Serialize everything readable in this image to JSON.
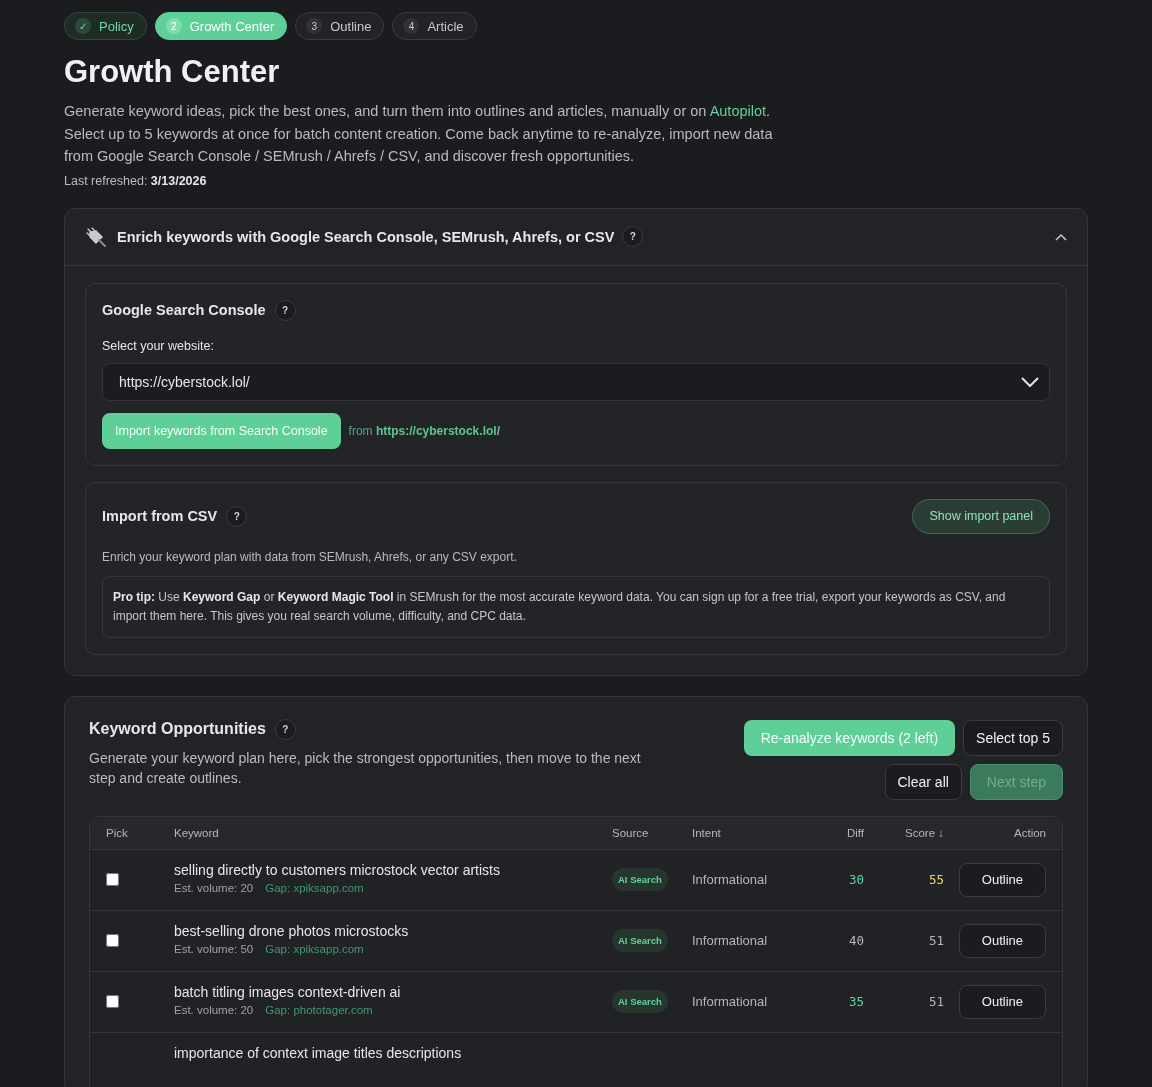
{
  "steps": [
    {
      "marker": "✓",
      "label": "Policy",
      "done": true,
      "selected": false
    },
    {
      "marker": "2",
      "label": "Growth Center",
      "done": false,
      "selected": true
    },
    {
      "marker": "3",
      "label": "Outline",
      "done": false,
      "selected": false
    },
    {
      "marker": "4",
      "label": "Article",
      "done": false,
      "selected": false
    }
  ],
  "title": "Growth Center",
  "description": {
    "before": "Generate keyword ideas, pick the best ones, and turn them into outlines and articles, manually or on ",
    "link": "Autopilot",
    "after": ". Select up to 5 keywords at once for batch content creation. Come back anytime to re-analyze, import new data from Google Search Console / SEMrush / Ahrefs / CSV, and discover fresh opportunities."
  },
  "last_refreshed": "Last refreshed: **3/13/2026**",
  "enrich": {
    "title": "Enrich keywords with Google Search Console, SEMrush, Ahrefs, or CSV",
    "help": "?",
    "expanded": true,
    "gsc": {
      "title": "Google Search Console",
      "help": "?",
      "label": "Select your website:",
      "value": "https://cyberstock.lol/",
      "button": "Import keywords from Search Console",
      "source": "from **https://cyberstock.lol/**"
    },
    "csv": {
      "title": "Import from CSV",
      "help": "?",
      "button": "Show import panel",
      "text": "Enrich your keyword plan with data from SEMrush, Ahrefs, or any CSV export.",
      "tip": "**Pro tip:** Use **Keyword Gap** or **Keyword Magic Tool** in SEMrush for the most accurate keyword data. You can sign up for a free trial, export your keywords as CSV, and import them here. This gives you real search volume, difficulty, and CPC data."
    }
  },
  "opportunities": {
    "title": "Keyword Opportunities",
    "help": "?",
    "text": "Generate your keyword plan here, pick the strongest opportunities, then move to the next step and create outlines.",
    "buttons": [
      {
        "label": "Re-analyze keywords (2 left)",
        "kind": "primary",
        "disabled": false
      },
      {
        "label": "Select top 5",
        "kind": "secondary",
        "disabled": false
      },
      {
        "label": "Clear all",
        "kind": "secondary",
        "disabled": false
      },
      {
        "label": "Next step",
        "kind": "primary",
        "disabled": true
      }
    ],
    "table": {
      "columns": [
        "Pick",
        "Keyword",
        "Source",
        "Intent",
        "Diff",
        "Score ↓",
        "Action"
      ],
      "rows": [
        {
          "checked": false,
          "keyword": "selling directly to customers microstock vector artists",
          "volume": "Est. volume: 20",
          "gap": "Gap: xpiksapp.com",
          "source": "AI Search",
          "intent": "Informational",
          "diff": {
            "text": "30",
            "color": "#5fd4a0"
          },
          "score": {
            "text": "55",
            "color": "#e8d36a"
          },
          "action": "Outline"
        },
        {
          "checked": false,
          "keyword": "best-selling drone photos microstocks",
          "volume": "Est. volume: 50",
          "gap": "Gap: xpiksapp.com",
          "source": "AI Search",
          "intent": "Informational",
          "diff": {
            "text": "40",
            "color": "#b4b6bb"
          },
          "score": {
            "text": "51",
            "color": "#b4b6bb"
          },
          "action": "Outline"
        },
        {
          "checked": false,
          "keyword": "batch titling images context-driven ai",
          "volume": "Est. volume: 20",
          "gap": "Gap: phototager.com",
          "source": "AI Search",
          "intent": "Informational",
          "diff": {
            "text": "35",
            "color": "#5fd4a0"
          },
          "score": {
            "text": "51",
            "color": "#b4b6bb"
          },
          "action": "Outline"
        },
        {
          "keyword": "importance of context image titles descriptions"
        }
      ]
    }
  }
}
..............................
GIVEN EXERCISE >>
Omit each picture, then return all of the listing exactly as it stands.

TASK ANSWER >>
Serialize everything readable in this image to JSON.
{
  "steps": [
    {
      "marker": "✓",
      "label": "Policy",
      "done": true,
      "selected": false
    },
    {
      "marker": "2",
      "label": "Growth Center",
      "done": false,
      "selected": true
    },
    {
      "marker": "3",
      "label": "Outline",
      "done": false,
      "selected": false
    },
    {
      "marker": "4",
      "label": "Article",
      "done": false,
      "selected": false
    }
  ],
  "title": "Growth Center",
  "description": {
    "before": "Generate keyword ideas, pick the best ones, and turn them into outlines and articles, manually or on ",
    "link": "Autopilot",
    "after": ". Select up to 5 keywords at once for batch content creation. Come back anytime to re-analyze, import new data from Google Search Console / SEMrush / Ahrefs / CSV, and discover fresh opportunities."
  },
  "last_refreshed": "Last refreshed: **3/13/2026**",
  "enrich": {
    "title": "Enrich keywords with Google Search Console, SEMrush, Ahrefs, or CSV",
    "help": "?",
    "expanded": true,
    "gsc": {
      "title": "Google Search Console",
      "help": "?",
      "label": "Select your website:",
      "value": "https://cyberstock.lol/",
      "button": "Import keywords from Search Console",
      "source": "from **https://cyberstock.lol/**"
    },
    "csv": {
      "title": "Import from CSV",
      "help": "?",
      "button": "Show import panel",
      "text": "Enrich your keyword plan with data from SEMrush, Ahrefs, or any CSV export.",
      "tip": "**Pro tip:** Use **Keyword Gap** or **Keyword Magic Tool** in SEMrush for the most accurate keyword data. You can sign up for a free trial, export your keywords as CSV, and import them here. This gives you real search volume, difficulty, and CPC data."
    }
  },
  "opportunities": {
    "title": "Keyword Opportunities",
    "help": "?",
    "text": "Generate your keyword plan here, pick the strongest opportunities, then move to the next step and create outlines.",
    "buttons": [
      {
        "label": "Re-analyze keywords (2 left)",
        "kind": "primary",
        "disabled": false
      },
      {
        "label": "Select top 5",
        "kind": "secondary",
        "disabled": false
      },
      {
        "label": "Clear all",
        "kind": "secondary",
        "disabled": false
      },
      {
        "label": "Next step",
        "kind": "primary",
        "disabled": true
      }
    ],
    "table": {
      "columns": [
        "Pick",
        "Keyword",
        "Source",
        "Intent",
        "Diff",
        "Score ↓",
        "Action"
      ],
      "rows": [
        {
          "checked": false,
          "keyword": "selling directly to customers microstock vector artists",
          "volume": "Est. volume: 20",
          "gap": "Gap: xpiksapp.com",
          "source": "AI Search",
          "intent": "Informational",
          "diff": {
            "text": "30",
            "color": "#5fd4a0"
          },
          "score": {
            "text": "55",
            "color": "#e8d36a"
          },
          "action": "Outline"
        },
        {
          "checked": false,
          "keyword": "best-selling drone photos microstocks",
          "volume": "Est. volume: 50",
          "gap": "Gap: xpiksapp.com",
          "source": "AI Search",
          "intent": "Informational",
          "diff": {
            "text": "40",
            "color": "#b4b6bb"
          },
          "score": {
            "text": "51",
            "color": "#b4b6bb"
          },
          "action": "Outline"
        },
        {
          "checked": false,
          "keyword": "batch titling images context-driven ai",
          "volume": "Est. volume: 20",
          "gap": "Gap: phototager.com",
          "source": "AI Search",
          "intent": "Informational",
          "diff": {
            "text": "35",
            "color": "#5fd4a0"
          },
          "score": {
            "text": "51",
            "color": "#b4b6bb"
          },
          "action": "Outline"
        },
        {
          "keyword": "importance of context image titles descriptions"
        }
      ]
    }
  }
}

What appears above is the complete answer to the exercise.